Records provided
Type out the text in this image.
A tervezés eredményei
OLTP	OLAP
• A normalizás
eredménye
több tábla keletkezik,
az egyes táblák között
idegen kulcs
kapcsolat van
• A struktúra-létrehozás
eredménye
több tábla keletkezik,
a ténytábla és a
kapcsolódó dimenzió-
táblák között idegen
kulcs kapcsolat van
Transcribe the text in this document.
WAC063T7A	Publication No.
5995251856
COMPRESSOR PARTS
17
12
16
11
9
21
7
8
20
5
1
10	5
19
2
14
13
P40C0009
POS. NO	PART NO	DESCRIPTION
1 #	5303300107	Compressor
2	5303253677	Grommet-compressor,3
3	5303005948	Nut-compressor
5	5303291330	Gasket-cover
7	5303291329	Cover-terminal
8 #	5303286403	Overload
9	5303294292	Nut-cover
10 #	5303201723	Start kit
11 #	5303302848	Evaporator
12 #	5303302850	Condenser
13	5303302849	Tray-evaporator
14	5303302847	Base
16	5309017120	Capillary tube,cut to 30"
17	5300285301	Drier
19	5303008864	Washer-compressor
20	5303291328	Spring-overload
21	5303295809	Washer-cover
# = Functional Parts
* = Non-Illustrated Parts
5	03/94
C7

Work instructions
Reproduce the complete set of lines precisely as supplied.

Response to the task
Type out the text in this image.
A tervezés eredményei
OLTP	OLAP
• A normalizás
eredménye
több tábla keletkezik,
az egyes táblák között
idegen kulcs
kapcsolat van
• A struktúra-létrehozás
eredménye
több tábla keletkezik,
a ténytábla és a
kapcsolódó dimenzió-
táblák között idegen
kulcs kapcsolat van
Transcribe the text in this document.
WAC063T7A	Publication No.
5995251856
COMPRESSOR PARTS
17
12
16
11
9
21
7
8
20
5
1
10	5
19
2
14
13
P40C0009
POS. NO	PART NO	DESCRIPTION
1 #	5303300107	Compressor
2	5303253677	Grommet-compressor,3
3	5303005948	Nut-compressor
5	5303291330	Gasket-cover
7	5303291329	Cover-terminal
8 #	5303286403	Overload
9	5303294292	Nut-cover
10 #	5303201723	Start kit
11 #	5303302848	Evaporator
12 #	5303302850	Condenser
13	5303302849	Tray-evaporator
14	5303302847	Base
16	5309017120	Capillary tube,cut to 30"
17	5300285301	Drier
19	5303008864	Washer-compressor
20	5303291328	Spring-overload
21	5303295809	Washer-cover
# = Functional Parts
* = Non-Illustrated Parts
5	03/94
C7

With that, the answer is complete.